PROBLEM STATEMENT: From the entries below, extract every line that includes the word "JSON".
# # # #
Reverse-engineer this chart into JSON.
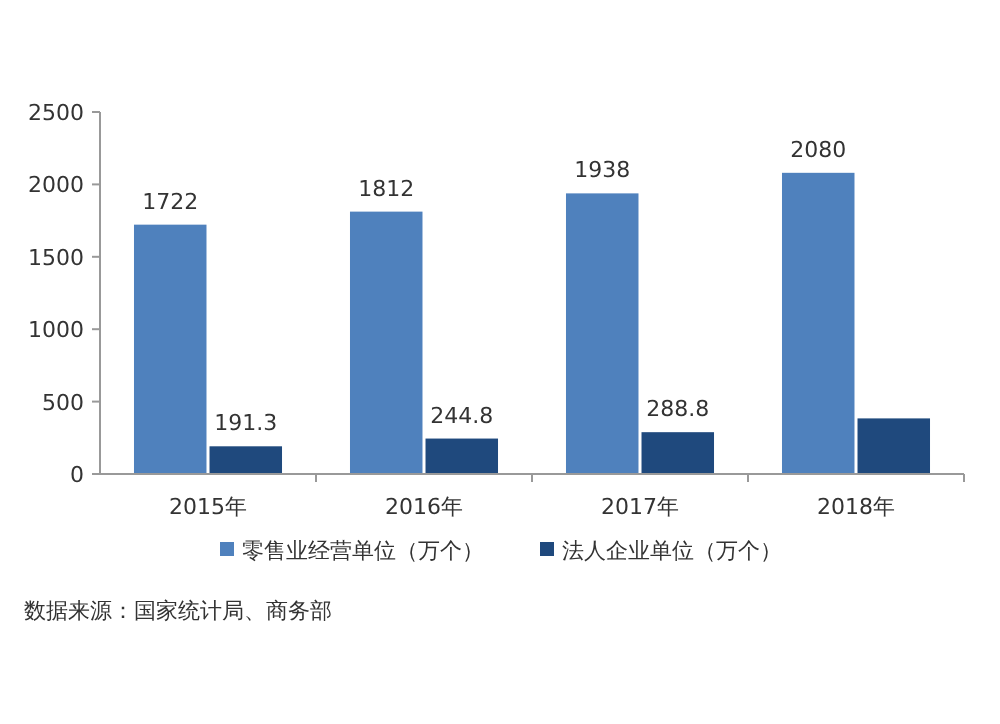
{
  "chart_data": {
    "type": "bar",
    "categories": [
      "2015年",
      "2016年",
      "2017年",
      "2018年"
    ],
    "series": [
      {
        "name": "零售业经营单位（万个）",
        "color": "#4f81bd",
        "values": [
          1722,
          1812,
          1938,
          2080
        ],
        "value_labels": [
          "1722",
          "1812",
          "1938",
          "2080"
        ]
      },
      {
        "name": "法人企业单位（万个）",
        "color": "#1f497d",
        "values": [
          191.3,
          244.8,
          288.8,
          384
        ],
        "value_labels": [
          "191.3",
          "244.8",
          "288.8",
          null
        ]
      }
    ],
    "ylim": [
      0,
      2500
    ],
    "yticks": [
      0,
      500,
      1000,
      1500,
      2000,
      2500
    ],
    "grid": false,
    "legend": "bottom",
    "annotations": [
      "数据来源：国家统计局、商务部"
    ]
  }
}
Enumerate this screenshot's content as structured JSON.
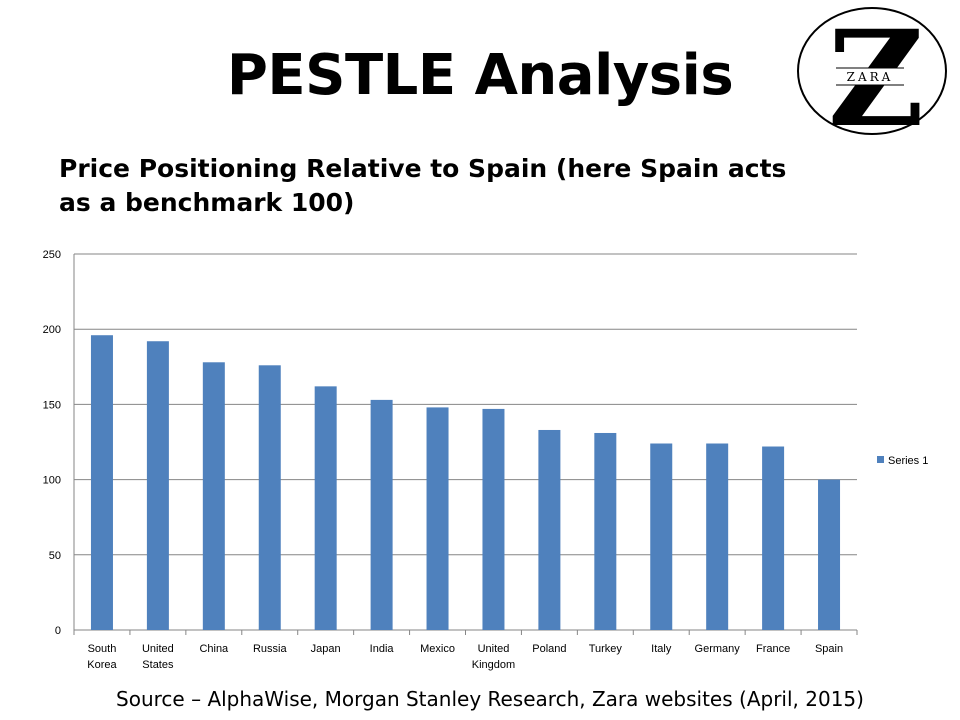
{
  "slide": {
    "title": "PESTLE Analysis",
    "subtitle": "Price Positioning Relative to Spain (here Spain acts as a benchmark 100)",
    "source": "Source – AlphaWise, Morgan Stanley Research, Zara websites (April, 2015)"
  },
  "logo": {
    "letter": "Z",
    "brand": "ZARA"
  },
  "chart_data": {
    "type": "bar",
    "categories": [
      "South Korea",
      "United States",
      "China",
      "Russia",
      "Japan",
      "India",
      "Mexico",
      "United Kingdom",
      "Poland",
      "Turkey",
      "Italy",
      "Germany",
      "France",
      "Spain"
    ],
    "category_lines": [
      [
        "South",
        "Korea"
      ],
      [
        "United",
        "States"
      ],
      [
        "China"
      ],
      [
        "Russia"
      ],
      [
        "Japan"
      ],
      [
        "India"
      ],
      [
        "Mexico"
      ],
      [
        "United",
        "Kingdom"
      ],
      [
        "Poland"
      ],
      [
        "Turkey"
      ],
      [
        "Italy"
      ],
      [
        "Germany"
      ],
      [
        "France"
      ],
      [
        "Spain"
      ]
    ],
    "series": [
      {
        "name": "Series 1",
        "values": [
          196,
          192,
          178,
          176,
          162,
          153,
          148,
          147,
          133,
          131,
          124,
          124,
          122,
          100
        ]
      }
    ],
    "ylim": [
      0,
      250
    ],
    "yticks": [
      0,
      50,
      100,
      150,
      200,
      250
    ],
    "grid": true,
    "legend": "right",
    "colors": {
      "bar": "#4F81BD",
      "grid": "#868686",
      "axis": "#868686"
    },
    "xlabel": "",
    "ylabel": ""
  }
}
# # # #
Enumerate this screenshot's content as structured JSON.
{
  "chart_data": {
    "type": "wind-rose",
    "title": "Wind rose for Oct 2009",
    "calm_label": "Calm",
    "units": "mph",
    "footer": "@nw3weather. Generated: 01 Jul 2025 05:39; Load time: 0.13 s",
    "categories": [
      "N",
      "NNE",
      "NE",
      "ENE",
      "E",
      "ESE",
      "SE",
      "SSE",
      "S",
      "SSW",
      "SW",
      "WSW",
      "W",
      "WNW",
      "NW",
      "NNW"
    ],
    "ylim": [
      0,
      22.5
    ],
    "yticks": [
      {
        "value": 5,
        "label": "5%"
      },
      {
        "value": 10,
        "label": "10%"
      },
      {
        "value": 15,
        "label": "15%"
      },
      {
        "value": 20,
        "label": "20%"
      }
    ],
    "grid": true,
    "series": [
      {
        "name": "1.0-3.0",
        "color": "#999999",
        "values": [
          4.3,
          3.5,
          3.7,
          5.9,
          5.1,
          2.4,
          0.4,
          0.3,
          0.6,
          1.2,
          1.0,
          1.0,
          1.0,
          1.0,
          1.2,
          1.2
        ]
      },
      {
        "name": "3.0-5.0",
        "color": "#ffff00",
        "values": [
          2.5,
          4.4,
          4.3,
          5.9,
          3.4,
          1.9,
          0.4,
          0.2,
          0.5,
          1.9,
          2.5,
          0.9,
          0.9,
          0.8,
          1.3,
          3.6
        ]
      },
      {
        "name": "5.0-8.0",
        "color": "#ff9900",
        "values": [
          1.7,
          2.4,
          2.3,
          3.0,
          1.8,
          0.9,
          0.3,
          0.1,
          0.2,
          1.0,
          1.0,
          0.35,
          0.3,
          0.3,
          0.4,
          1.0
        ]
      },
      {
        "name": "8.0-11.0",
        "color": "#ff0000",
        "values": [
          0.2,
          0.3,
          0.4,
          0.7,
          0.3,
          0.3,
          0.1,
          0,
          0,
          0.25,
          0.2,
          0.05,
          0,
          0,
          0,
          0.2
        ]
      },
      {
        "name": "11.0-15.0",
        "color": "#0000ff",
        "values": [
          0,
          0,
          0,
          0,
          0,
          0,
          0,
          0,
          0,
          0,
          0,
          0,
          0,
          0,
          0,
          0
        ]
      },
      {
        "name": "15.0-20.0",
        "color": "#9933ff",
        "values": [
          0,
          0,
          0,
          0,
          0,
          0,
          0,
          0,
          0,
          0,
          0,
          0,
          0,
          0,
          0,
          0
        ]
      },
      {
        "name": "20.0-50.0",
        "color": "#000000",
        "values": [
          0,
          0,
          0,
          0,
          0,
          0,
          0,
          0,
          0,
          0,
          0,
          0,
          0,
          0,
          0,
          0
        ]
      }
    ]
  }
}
# # # #
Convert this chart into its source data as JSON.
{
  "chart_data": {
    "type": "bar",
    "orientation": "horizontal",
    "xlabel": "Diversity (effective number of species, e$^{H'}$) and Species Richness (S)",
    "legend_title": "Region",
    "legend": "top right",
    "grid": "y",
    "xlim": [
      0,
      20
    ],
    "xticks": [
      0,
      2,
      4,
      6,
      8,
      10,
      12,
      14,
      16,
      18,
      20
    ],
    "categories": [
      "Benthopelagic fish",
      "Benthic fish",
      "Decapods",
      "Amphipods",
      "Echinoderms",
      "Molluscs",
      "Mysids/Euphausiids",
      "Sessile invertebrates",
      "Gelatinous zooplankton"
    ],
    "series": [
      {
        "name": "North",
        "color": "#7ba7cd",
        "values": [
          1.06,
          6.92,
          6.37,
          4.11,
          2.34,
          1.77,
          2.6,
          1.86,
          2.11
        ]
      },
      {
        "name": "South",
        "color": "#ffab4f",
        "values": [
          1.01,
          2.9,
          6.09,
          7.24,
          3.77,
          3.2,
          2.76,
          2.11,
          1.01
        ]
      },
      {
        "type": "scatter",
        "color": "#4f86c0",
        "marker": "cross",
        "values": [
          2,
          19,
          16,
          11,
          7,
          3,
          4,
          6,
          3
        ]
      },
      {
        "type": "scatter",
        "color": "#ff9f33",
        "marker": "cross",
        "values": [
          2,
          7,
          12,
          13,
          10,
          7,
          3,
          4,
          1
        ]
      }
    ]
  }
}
# # # #
WRITTEN ANSWER:
Reverse-engineer this chart into JSON.
Enumerate this screenshot's content as structured JSON.
Enumerate this screenshot's content as structured JSON.
Convert this chart into its source data as JSON.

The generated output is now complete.